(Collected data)
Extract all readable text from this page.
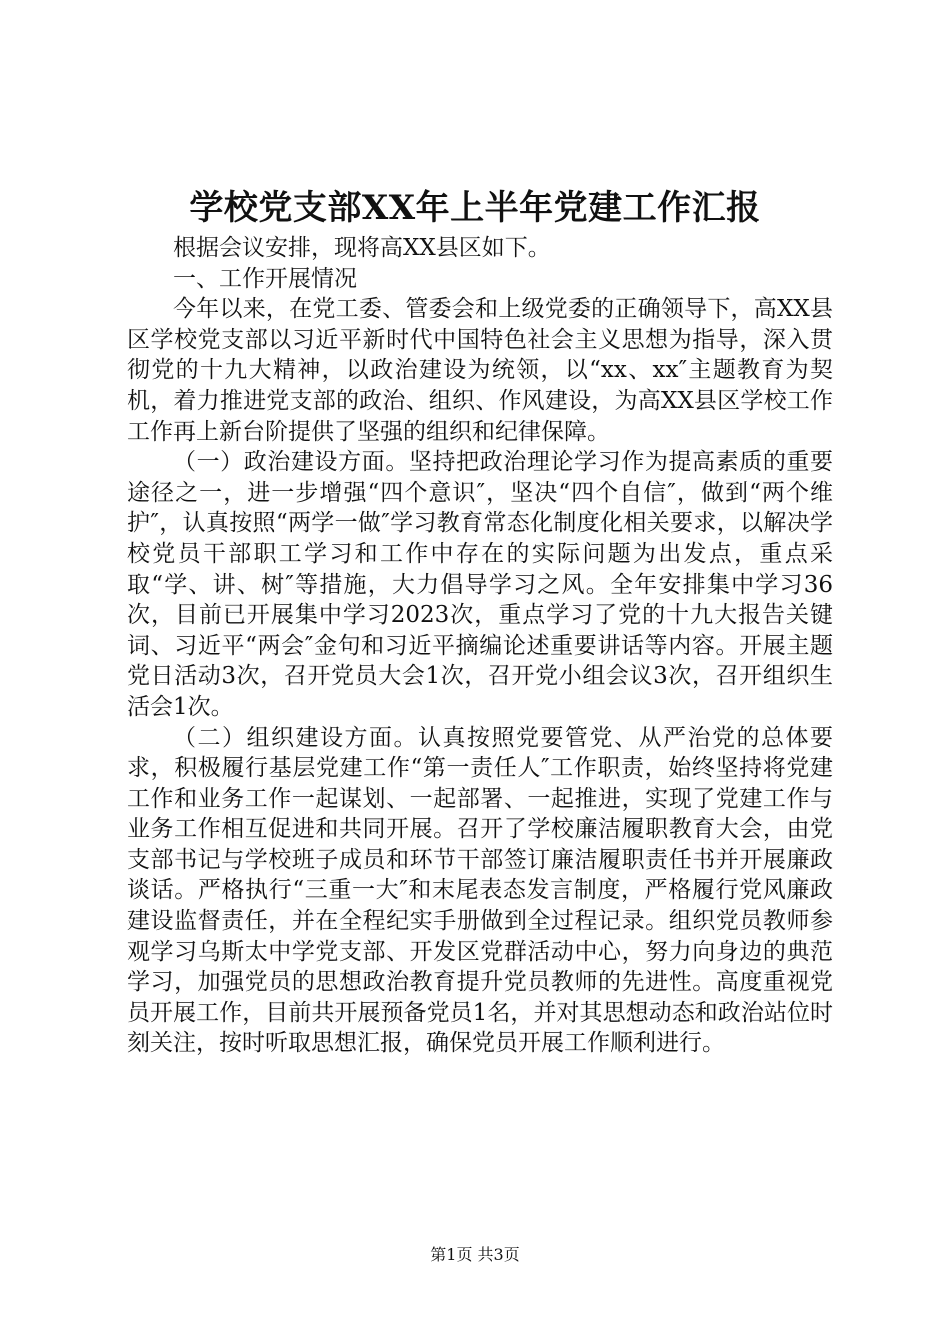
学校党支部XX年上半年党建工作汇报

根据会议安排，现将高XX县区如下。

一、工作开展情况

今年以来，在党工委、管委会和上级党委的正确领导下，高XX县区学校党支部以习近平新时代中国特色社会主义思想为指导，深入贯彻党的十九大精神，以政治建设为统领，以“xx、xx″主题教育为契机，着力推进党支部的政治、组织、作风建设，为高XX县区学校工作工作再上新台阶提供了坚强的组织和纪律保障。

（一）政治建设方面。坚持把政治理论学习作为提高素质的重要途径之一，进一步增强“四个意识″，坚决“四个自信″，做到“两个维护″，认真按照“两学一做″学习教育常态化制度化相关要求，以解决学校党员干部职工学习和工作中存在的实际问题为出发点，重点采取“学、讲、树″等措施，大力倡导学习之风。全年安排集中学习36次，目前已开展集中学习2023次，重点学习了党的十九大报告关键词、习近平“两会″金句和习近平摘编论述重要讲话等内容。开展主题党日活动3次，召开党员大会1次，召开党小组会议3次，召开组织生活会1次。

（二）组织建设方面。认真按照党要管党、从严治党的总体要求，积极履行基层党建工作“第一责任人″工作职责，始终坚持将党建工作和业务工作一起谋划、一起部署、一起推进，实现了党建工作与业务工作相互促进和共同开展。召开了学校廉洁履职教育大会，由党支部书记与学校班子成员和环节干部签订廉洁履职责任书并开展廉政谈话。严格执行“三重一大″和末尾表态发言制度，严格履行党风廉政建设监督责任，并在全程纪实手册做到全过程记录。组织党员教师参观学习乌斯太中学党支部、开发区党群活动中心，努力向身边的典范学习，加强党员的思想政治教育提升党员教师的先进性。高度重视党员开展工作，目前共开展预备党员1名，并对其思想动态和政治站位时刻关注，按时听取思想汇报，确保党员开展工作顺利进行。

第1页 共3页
==
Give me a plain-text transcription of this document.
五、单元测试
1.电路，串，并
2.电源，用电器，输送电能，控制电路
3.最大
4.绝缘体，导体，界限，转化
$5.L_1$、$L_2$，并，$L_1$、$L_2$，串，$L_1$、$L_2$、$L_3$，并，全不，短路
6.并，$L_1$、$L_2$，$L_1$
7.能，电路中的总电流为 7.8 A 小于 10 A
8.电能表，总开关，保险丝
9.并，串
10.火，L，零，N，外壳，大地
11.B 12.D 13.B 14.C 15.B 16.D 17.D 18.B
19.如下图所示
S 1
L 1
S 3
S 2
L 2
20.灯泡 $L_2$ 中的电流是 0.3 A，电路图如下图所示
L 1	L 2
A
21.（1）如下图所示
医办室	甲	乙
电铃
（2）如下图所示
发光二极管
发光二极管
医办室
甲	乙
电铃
...
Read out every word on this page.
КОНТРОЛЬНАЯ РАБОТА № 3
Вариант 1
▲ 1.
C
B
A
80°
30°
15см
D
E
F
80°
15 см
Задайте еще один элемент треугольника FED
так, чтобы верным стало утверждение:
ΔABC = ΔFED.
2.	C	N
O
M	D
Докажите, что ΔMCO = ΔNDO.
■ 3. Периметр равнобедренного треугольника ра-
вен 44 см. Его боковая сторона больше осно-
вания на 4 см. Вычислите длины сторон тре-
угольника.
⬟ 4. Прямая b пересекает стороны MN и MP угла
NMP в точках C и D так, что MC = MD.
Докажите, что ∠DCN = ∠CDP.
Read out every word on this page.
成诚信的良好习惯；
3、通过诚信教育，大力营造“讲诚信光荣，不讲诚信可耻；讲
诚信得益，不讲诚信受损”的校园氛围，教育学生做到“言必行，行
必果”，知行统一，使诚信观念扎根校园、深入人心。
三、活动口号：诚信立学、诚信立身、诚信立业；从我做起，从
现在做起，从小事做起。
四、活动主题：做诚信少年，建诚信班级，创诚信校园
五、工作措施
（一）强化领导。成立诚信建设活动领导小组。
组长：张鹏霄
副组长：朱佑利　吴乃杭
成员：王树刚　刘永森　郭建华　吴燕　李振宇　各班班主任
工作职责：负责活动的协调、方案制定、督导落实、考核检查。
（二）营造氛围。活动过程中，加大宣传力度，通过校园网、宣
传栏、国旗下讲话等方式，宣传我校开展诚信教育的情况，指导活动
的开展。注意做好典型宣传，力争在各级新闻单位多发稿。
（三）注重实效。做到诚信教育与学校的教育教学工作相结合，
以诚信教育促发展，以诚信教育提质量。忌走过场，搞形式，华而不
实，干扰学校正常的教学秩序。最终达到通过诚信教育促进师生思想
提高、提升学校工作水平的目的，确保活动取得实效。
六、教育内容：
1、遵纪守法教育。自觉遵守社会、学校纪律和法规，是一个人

• Problem:
Extract all lines containing the word "text".

• Solution for this problem:
Extract all readable text from this page.
Give me a plain-text transcription of this document.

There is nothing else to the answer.